> **PROBLEM TO WORK ON**
Answer with one number: how many lines hold the string "Citrus".

>> Begin

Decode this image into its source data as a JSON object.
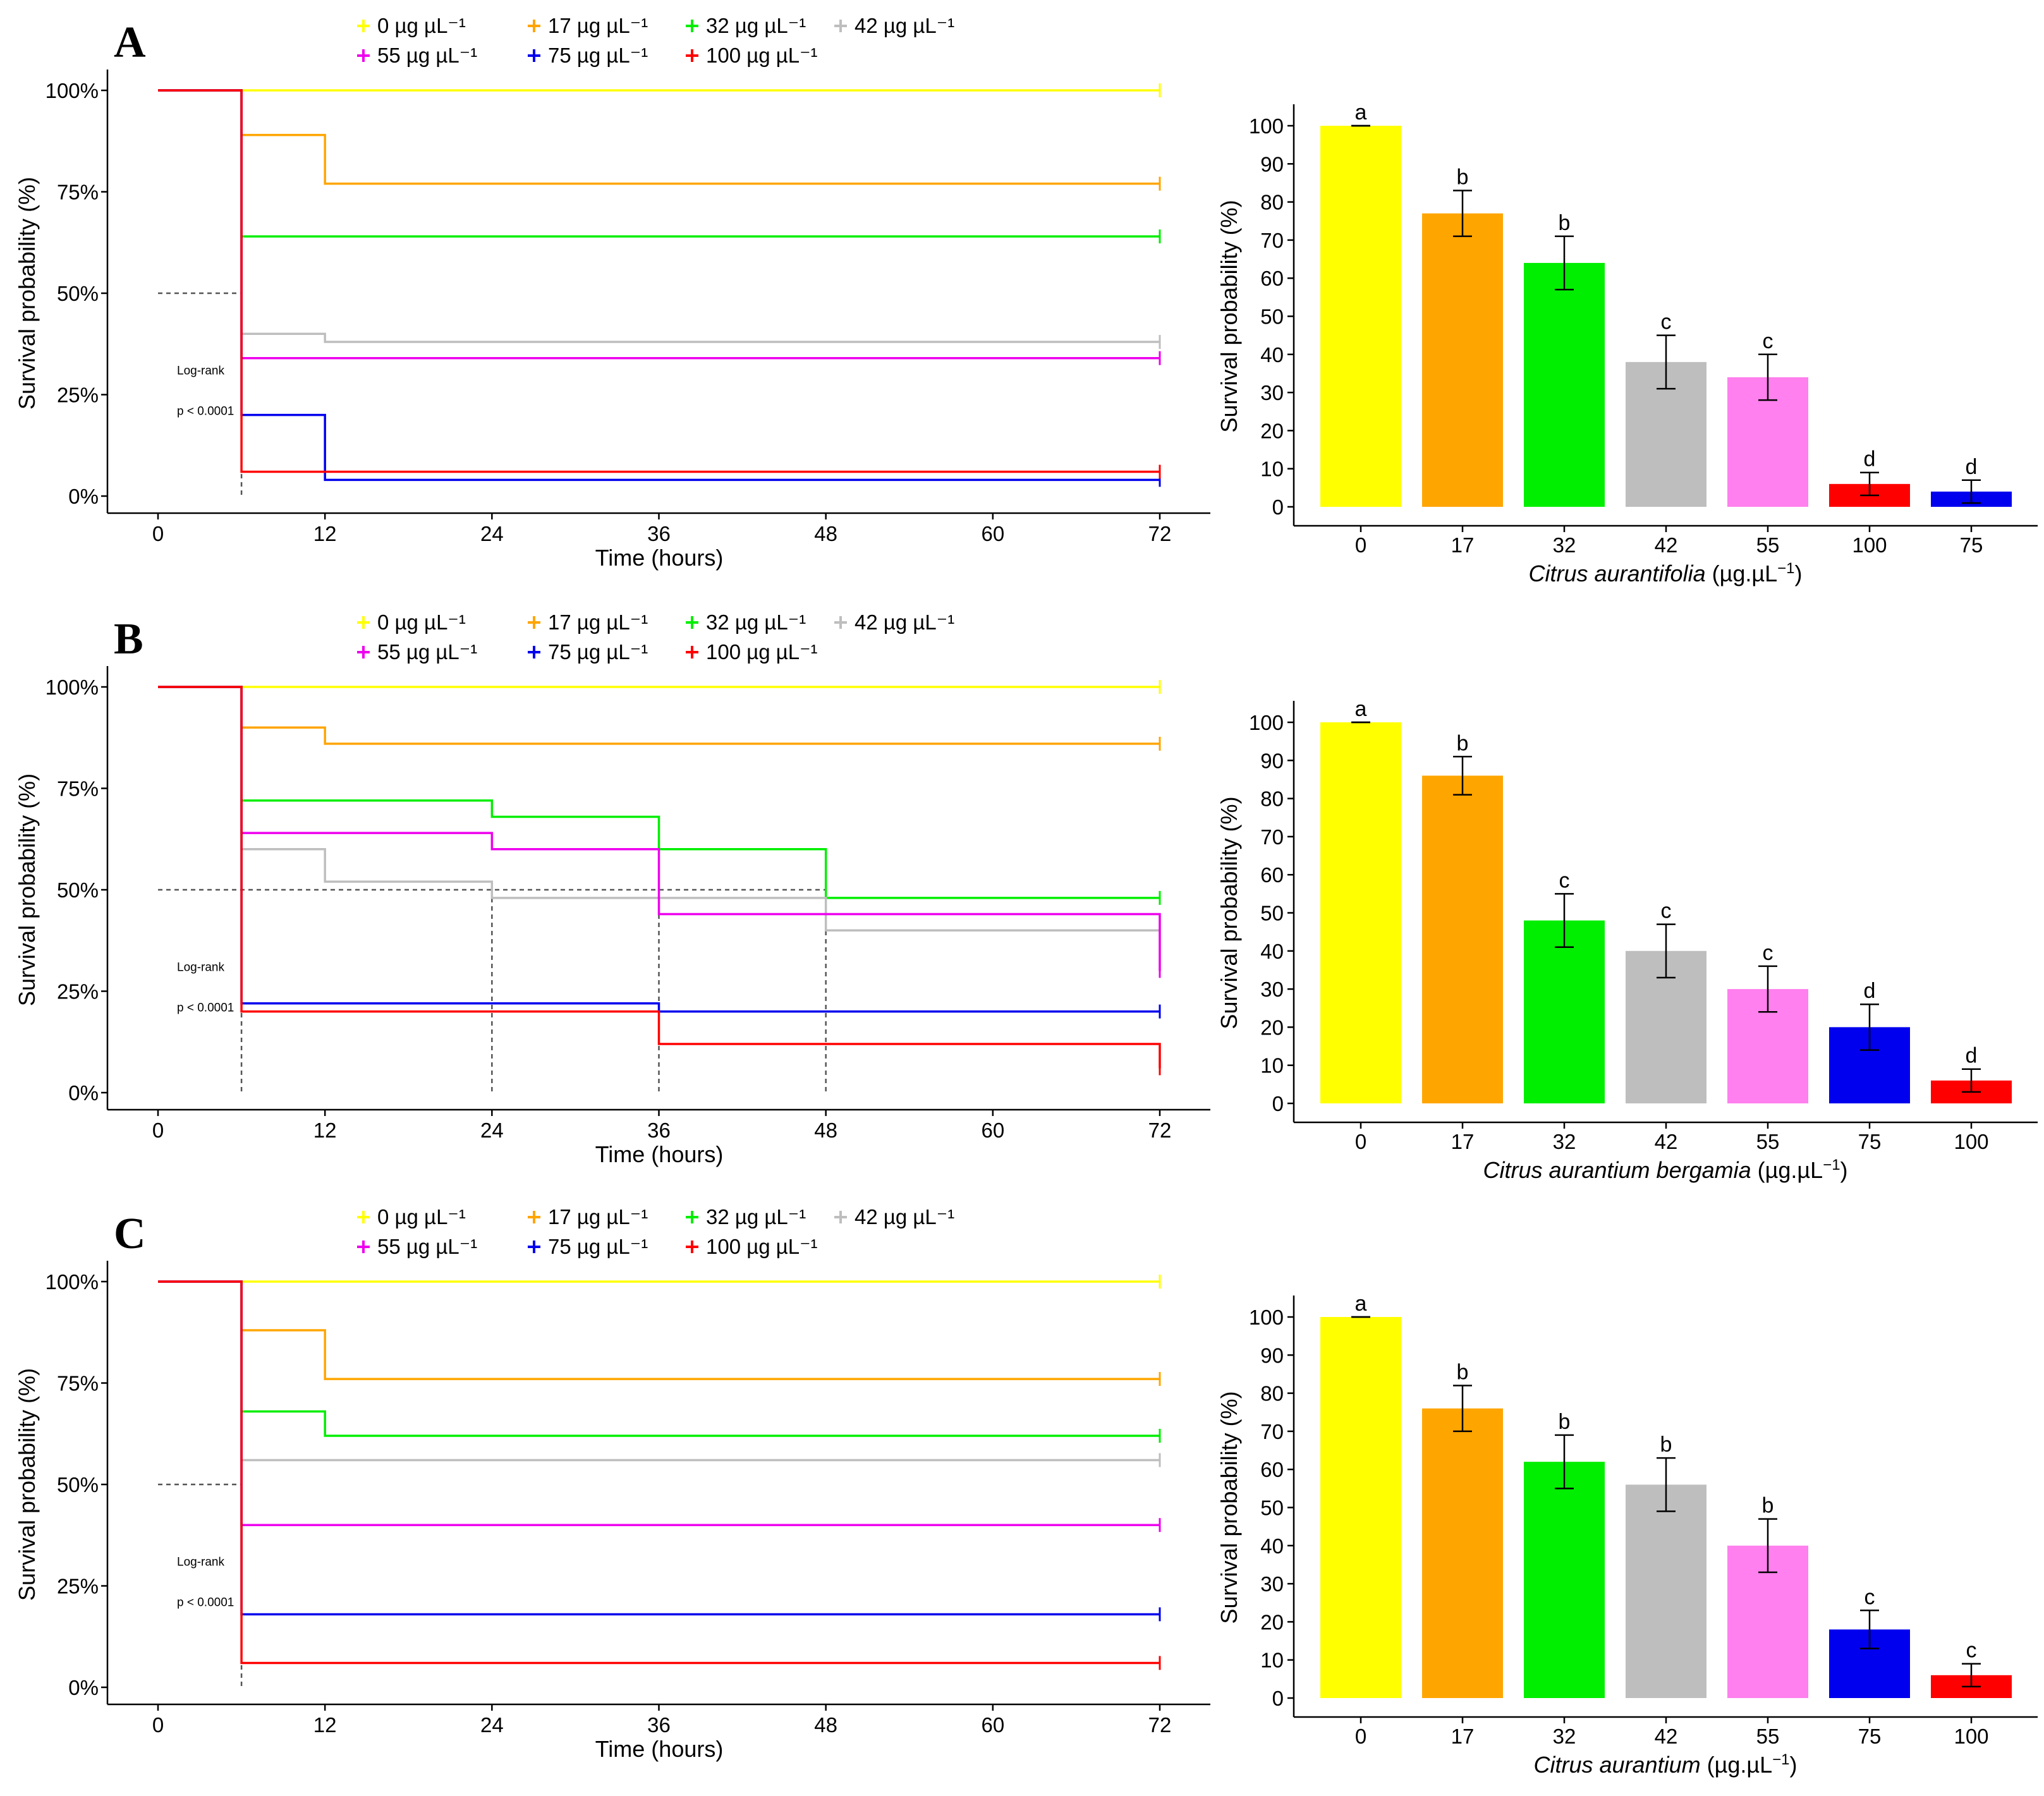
{
  "legend": {
    "entries": [
      {
        "label": "0 µg µL⁻¹",
        "color": "#ffff00"
      },
      {
        "label": "17 µg µL⁻¹",
        "color": "#ffa500"
      },
      {
        "label": "32 µg µL⁻¹",
        "color": "#00ee00"
      },
      {
        "label": "42 µg µL⁻¹",
        "color": "#bebebe"
      },
      {
        "label": "55 µg µL⁻¹",
        "color": "#ee00ee"
      },
      {
        "label": "75 µg µL⁻¹",
        "color": "#0000ee"
      },
      {
        "label": "100 µg µL⁻¹",
        "color": "#ff0000"
      }
    ]
  },
  "chart_data": [
    {
      "panel": "A",
      "type": "line",
      "subtype": "kaplan-meier",
      "xlabel": "Time (hours)",
      "ylabel": "Survival probability (%)",
      "xticks": [
        "0",
        "12",
        "24",
        "36",
        "48",
        "60",
        "72"
      ],
      "yticks": [
        "0%",
        "25%",
        "50%",
        "75%",
        "100%"
      ],
      "xlim": [
        0,
        72
      ],
      "ylim": [
        0,
        100
      ],
      "annotation": {
        "line1": "Log-rank",
        "line2": "p < 0.0001"
      },
      "median_lines": [
        6
      ],
      "series": [
        {
          "name": "0 µg µL⁻¹",
          "color": "#ffff00",
          "steps": [
            [
              0,
              100
            ],
            [
              72,
              100
            ]
          ]
        },
        {
          "name": "17 µg µL⁻¹",
          "color": "#ffa500",
          "steps": [
            [
              0,
              100
            ],
            [
              6,
              89
            ],
            [
              12,
              77
            ],
            [
              72,
              77
            ]
          ]
        },
        {
          "name": "32 µg µL⁻¹",
          "color": "#00ee00",
          "steps": [
            [
              0,
              100
            ],
            [
              6,
              64
            ],
            [
              72,
              64
            ]
          ]
        },
        {
          "name": "42 µg µL⁻¹",
          "color": "#bebebe",
          "steps": [
            [
              0,
              100
            ],
            [
              6,
              40
            ],
            [
              12,
              38
            ],
            [
              72,
              38
            ]
          ]
        },
        {
          "name": "55 µg µL⁻¹",
          "color": "#ee00ee",
          "steps": [
            [
              0,
              100
            ],
            [
              6,
              34
            ],
            [
              72,
              34
            ]
          ]
        },
        {
          "name": "75 µg µL⁻¹",
          "color": "#0000ee",
          "steps": [
            [
              0,
              100
            ],
            [
              6,
              20
            ],
            [
              12,
              4
            ],
            [
              72,
              4
            ]
          ]
        },
        {
          "name": "100 µg µL⁻¹",
          "color": "#ff0000",
          "steps": [
            [
              0,
              100
            ],
            [
              6,
              6
            ],
            [
              72,
              6
            ]
          ]
        }
      ]
    },
    {
      "panel": "A",
      "type": "bar",
      "xlabel_italic": "Citrus aurantifolia",
      "xlabel_unit": "(µg.µL",
      "xlabel_exp": "−1",
      "xlabel_close": ")",
      "ylabel": "Survival probability (%)",
      "ylim": [
        0,
        105
      ],
      "yticks": [
        "0",
        "10",
        "20",
        "30",
        "40",
        "50",
        "60",
        "70",
        "80",
        "90",
        "100"
      ],
      "categories": [
        "0",
        "17",
        "32",
        "42",
        "55",
        "100",
        "75"
      ],
      "values": [
        100,
        77,
        64,
        38,
        34,
        6,
        4
      ],
      "errors": [
        0,
        6,
        7,
        7,
        6,
        3,
        3
      ],
      "letters": [
        "a",
        "b",
        "b",
        "c",
        "c",
        "d",
        "d"
      ],
      "colors": [
        "#ffff00",
        "#ffa500",
        "#00ee00",
        "#bebebe",
        "#ff80ee",
        "#ff0000",
        "#0000ee"
      ]
    },
    {
      "panel": "B",
      "type": "line",
      "subtype": "kaplan-meier",
      "xlabel": "Time (hours)",
      "ylabel": "Survival probability (%)",
      "xticks": [
        "0",
        "12",
        "24",
        "36",
        "48",
        "60",
        "72"
      ],
      "yticks": [
        "0%",
        "25%",
        "50%",
        "75%",
        "100%"
      ],
      "xlim": [
        0,
        72
      ],
      "ylim": [
        0,
        100
      ],
      "annotation": {
        "line1": "Log-rank",
        "line2": "p < 0.0001"
      },
      "median_lines": [
        6,
        24,
        36,
        48
      ],
      "series": [
        {
          "name": "0 µg µL⁻¹",
          "color": "#ffff00",
          "steps": [
            [
              0,
              100
            ],
            [
              72,
              100
            ]
          ]
        },
        {
          "name": "17 µg µL⁻¹",
          "color": "#ffa500",
          "steps": [
            [
              0,
              100
            ],
            [
              6,
              90
            ],
            [
              12,
              86
            ],
            [
              72,
              86
            ]
          ]
        },
        {
          "name": "32 µg µL⁻¹",
          "color": "#00ee00",
          "steps": [
            [
              0,
              100
            ],
            [
              6,
              72
            ],
            [
              24,
              68
            ],
            [
              36,
              60
            ],
            [
              48,
              48
            ],
            [
              72,
              48
            ]
          ]
        },
        {
          "name": "42 µg µL⁻¹",
          "color": "#bebebe",
          "steps": [
            [
              0,
              100
            ],
            [
              6,
              60
            ],
            [
              12,
              52
            ],
            [
              24,
              48
            ],
            [
              48,
              40
            ],
            [
              72,
              40
            ]
          ]
        },
        {
          "name": "55 µg µL⁻¹",
          "color": "#ee00ee",
          "steps": [
            [
              0,
              100
            ],
            [
              6,
              64
            ],
            [
              24,
              60
            ],
            [
              36,
              44
            ],
            [
              72,
              44
            ],
            [
              72,
              30
            ]
          ]
        },
        {
          "name": "75 µg µL⁻¹",
          "color": "#0000ee",
          "steps": [
            [
              0,
              100
            ],
            [
              6,
              22
            ],
            [
              36,
              20
            ],
            [
              72,
              20
            ]
          ]
        },
        {
          "name": "100 µg µL⁻¹",
          "color": "#ff0000",
          "steps": [
            [
              0,
              100
            ],
            [
              6,
              20
            ],
            [
              36,
              12
            ],
            [
              72,
              12
            ],
            [
              72,
              6
            ]
          ]
        }
      ]
    },
    {
      "panel": "B",
      "type": "bar",
      "xlabel_italic": "Citrus aurantium bergamia",
      "xlabel_unit": "(µg.µL",
      "xlabel_exp": "−1",
      "xlabel_close": ")",
      "ylabel": "Survival probability (%)",
      "ylim": [
        0,
        105
      ],
      "yticks": [
        "0",
        "10",
        "20",
        "30",
        "40",
        "50",
        "60",
        "70",
        "80",
        "90",
        "100"
      ],
      "categories": [
        "0",
        "17",
        "32",
        "42",
        "55",
        "75",
        "100"
      ],
      "values": [
        100,
        86,
        48,
        40,
        30,
        20,
        6
      ],
      "errors": [
        0,
        5,
        7,
        7,
        6,
        6,
        3
      ],
      "letters": [
        "a",
        "b",
        "c",
        "c",
        "c",
        "d",
        "d"
      ],
      "colors": [
        "#ffff00",
        "#ffa500",
        "#00ee00",
        "#bebebe",
        "#ff80ee",
        "#0000ee",
        "#ff0000"
      ]
    },
    {
      "panel": "C",
      "type": "line",
      "subtype": "kaplan-meier",
      "xlabel": "Time (hours)",
      "ylabel": "Survival probability (%)",
      "xticks": [
        "0",
        "12",
        "24",
        "36",
        "48",
        "60",
        "72"
      ],
      "yticks": [
        "0%",
        "25%",
        "50%",
        "75%",
        "100%"
      ],
      "xlim": [
        0,
        72
      ],
      "ylim": [
        0,
        100
      ],
      "annotation": {
        "line1": "Log-rank",
        "line2": "p < 0.0001"
      },
      "median_lines": [
        6
      ],
      "series": [
        {
          "name": "0 µg µL⁻¹",
          "color": "#ffff00",
          "steps": [
            [
              0,
              100
            ],
            [
              72,
              100
            ]
          ]
        },
        {
          "name": "17 µg µL⁻¹",
          "color": "#ffa500",
          "steps": [
            [
              0,
              100
            ],
            [
              6,
              88
            ],
            [
              12,
              76
            ],
            [
              72,
              76
            ]
          ]
        },
        {
          "name": "32 µg µL⁻¹",
          "color": "#00ee00",
          "steps": [
            [
              0,
              100
            ],
            [
              6,
              68
            ],
            [
              12,
              62
            ],
            [
              72,
              62
            ]
          ]
        },
        {
          "name": "42 µg µL⁻¹",
          "color": "#bebebe",
          "steps": [
            [
              0,
              100
            ],
            [
              6,
              56
            ],
            [
              72,
              56
            ]
          ]
        },
        {
          "name": "55 µg µL⁻¹",
          "color": "#ee00ee",
          "steps": [
            [
              0,
              100
            ],
            [
              6,
              40
            ],
            [
              72,
              40
            ]
          ]
        },
        {
          "name": "75 µg µL⁻¹",
          "color": "#0000ee",
          "steps": [
            [
              0,
              100
            ],
            [
              6,
              18
            ],
            [
              72,
              18
            ]
          ]
        },
        {
          "name": "100 µg µL⁻¹",
          "color": "#ff0000",
          "steps": [
            [
              0,
              100
            ],
            [
              6,
              6
            ],
            [
              72,
              6
            ]
          ]
        }
      ]
    },
    {
      "panel": "C",
      "type": "bar",
      "xlabel_italic": "Citrus aurantium",
      "xlabel_unit": "(µg.µL",
      "xlabel_exp": "−1",
      "xlabel_close": ")",
      "ylabel": "Survival probability (%)",
      "ylim": [
        0,
        105
      ],
      "yticks": [
        "0",
        "10",
        "20",
        "30",
        "40",
        "50",
        "60",
        "70",
        "80",
        "90",
        "100"
      ],
      "categories": [
        "0",
        "17",
        "32",
        "42",
        "55",
        "75",
        "100"
      ],
      "values": [
        100,
        76,
        62,
        56,
        40,
        18,
        6
      ],
      "errors": [
        0,
        6,
        7,
        7,
        7,
        5,
        3
      ],
      "letters": [
        "a",
        "b",
        "b",
        "b",
        "b",
        "c",
        "c"
      ],
      "colors": [
        "#ffff00",
        "#ffa500",
        "#00ee00",
        "#bebebe",
        "#ff80ee",
        "#0000ee",
        "#ff0000"
      ]
    }
  ]
}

>> End

> **TASK SOLUTION**
3